State the number of lines, and only that number, in which the word "xlabel" appears.

- Stored records -
+ + + +

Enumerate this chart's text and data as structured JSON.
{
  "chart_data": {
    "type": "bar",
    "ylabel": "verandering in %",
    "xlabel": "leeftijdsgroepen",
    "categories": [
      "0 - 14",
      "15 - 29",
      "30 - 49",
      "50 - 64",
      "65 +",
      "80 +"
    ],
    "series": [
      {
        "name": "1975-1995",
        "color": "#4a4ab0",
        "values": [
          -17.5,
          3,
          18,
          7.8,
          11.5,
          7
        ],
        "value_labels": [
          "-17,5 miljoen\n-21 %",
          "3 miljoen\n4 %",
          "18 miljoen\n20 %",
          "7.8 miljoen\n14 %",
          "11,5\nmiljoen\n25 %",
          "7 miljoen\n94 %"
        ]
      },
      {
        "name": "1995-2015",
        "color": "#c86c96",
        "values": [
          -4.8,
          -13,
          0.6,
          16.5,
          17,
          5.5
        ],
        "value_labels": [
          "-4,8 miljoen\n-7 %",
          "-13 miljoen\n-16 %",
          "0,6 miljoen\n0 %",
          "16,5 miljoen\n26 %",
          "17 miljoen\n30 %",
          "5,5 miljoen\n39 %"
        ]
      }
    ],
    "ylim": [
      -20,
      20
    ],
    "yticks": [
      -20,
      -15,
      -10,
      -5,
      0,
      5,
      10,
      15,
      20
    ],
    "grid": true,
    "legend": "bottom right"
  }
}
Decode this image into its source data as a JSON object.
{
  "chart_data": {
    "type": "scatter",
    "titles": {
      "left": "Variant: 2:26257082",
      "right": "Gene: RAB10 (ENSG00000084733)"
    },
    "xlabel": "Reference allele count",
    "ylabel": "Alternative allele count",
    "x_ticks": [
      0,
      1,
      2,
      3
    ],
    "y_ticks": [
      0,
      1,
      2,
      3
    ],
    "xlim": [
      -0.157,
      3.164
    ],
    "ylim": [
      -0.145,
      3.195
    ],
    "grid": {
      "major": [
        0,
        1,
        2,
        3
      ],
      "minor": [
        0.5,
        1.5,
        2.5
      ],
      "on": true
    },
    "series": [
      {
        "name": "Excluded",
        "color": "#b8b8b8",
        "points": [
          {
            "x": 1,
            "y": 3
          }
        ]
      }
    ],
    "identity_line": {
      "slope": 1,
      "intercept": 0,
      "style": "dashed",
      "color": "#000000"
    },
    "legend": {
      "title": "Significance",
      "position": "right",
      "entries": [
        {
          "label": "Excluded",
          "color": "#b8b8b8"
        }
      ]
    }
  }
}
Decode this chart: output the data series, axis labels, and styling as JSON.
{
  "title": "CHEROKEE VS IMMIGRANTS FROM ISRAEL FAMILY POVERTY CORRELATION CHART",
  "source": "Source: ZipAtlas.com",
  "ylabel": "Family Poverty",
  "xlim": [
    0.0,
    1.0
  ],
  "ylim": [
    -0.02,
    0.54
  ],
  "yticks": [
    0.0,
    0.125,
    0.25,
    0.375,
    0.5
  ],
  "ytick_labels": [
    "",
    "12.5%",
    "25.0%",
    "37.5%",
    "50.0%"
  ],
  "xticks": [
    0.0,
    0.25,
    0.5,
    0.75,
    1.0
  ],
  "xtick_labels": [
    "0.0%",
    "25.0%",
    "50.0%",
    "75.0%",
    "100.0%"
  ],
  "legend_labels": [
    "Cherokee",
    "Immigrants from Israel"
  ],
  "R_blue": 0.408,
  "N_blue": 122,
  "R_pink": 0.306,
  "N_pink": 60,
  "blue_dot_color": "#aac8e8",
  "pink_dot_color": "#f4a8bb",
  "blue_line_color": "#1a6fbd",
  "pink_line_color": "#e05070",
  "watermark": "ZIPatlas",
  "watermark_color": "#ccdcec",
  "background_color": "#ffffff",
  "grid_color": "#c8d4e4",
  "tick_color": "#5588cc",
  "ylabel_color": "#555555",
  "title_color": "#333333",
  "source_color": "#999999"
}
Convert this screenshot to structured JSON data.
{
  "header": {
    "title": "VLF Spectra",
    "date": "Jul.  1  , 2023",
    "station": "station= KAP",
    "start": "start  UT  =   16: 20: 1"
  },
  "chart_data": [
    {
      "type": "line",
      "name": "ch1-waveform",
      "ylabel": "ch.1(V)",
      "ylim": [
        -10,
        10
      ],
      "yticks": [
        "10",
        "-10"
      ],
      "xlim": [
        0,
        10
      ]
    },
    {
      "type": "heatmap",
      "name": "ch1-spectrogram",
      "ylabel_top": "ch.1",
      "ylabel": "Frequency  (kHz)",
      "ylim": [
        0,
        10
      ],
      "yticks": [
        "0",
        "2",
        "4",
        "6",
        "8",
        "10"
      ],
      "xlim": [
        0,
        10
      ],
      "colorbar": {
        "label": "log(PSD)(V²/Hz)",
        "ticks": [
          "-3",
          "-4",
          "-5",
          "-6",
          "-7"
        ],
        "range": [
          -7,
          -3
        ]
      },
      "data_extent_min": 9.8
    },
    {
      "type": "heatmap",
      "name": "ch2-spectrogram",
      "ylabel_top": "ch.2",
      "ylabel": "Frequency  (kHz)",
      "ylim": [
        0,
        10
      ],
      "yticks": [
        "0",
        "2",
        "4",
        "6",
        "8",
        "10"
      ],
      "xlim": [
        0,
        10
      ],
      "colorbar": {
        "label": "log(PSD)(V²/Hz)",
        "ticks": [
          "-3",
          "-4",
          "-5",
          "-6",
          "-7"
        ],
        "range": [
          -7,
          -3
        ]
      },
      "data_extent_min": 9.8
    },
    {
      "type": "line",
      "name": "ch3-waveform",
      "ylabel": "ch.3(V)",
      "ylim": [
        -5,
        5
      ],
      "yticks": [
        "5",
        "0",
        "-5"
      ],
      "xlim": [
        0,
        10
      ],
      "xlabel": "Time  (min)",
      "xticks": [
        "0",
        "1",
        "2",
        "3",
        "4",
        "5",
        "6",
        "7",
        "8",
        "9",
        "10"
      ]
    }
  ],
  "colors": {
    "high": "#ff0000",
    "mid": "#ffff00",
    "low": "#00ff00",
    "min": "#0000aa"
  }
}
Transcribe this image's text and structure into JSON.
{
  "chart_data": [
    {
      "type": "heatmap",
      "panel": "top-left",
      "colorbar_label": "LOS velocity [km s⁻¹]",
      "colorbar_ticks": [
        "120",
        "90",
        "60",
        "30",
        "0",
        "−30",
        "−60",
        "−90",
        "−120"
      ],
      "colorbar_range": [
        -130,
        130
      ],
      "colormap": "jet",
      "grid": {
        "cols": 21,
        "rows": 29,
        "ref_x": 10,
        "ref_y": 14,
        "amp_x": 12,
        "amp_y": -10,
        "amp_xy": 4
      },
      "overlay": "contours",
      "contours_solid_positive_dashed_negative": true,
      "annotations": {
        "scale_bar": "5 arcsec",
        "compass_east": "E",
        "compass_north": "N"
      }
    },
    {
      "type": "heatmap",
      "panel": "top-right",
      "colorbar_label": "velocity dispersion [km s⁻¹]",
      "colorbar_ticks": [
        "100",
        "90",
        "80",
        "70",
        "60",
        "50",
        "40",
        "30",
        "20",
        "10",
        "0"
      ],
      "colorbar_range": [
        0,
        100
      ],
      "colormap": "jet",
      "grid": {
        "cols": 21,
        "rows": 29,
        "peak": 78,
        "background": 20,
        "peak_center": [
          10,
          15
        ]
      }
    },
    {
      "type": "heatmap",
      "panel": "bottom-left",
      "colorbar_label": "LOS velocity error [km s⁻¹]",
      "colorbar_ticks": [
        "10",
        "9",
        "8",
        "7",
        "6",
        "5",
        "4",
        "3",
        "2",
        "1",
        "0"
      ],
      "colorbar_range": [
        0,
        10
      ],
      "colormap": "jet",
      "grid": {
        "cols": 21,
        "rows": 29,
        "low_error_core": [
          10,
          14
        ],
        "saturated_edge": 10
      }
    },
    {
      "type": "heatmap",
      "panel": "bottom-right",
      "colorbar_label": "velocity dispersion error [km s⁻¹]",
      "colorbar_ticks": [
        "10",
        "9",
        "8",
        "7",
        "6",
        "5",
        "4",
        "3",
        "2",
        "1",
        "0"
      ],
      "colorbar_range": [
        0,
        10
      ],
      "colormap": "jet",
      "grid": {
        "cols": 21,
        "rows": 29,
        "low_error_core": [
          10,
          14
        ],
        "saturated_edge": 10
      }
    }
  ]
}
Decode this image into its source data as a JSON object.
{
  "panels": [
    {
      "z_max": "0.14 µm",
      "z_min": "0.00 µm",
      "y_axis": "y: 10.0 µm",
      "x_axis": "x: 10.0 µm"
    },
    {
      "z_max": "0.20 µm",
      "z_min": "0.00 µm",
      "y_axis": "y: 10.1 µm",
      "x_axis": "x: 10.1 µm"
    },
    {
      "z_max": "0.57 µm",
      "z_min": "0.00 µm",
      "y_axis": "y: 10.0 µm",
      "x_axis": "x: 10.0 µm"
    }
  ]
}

+ + + +

- Exercise answer -
3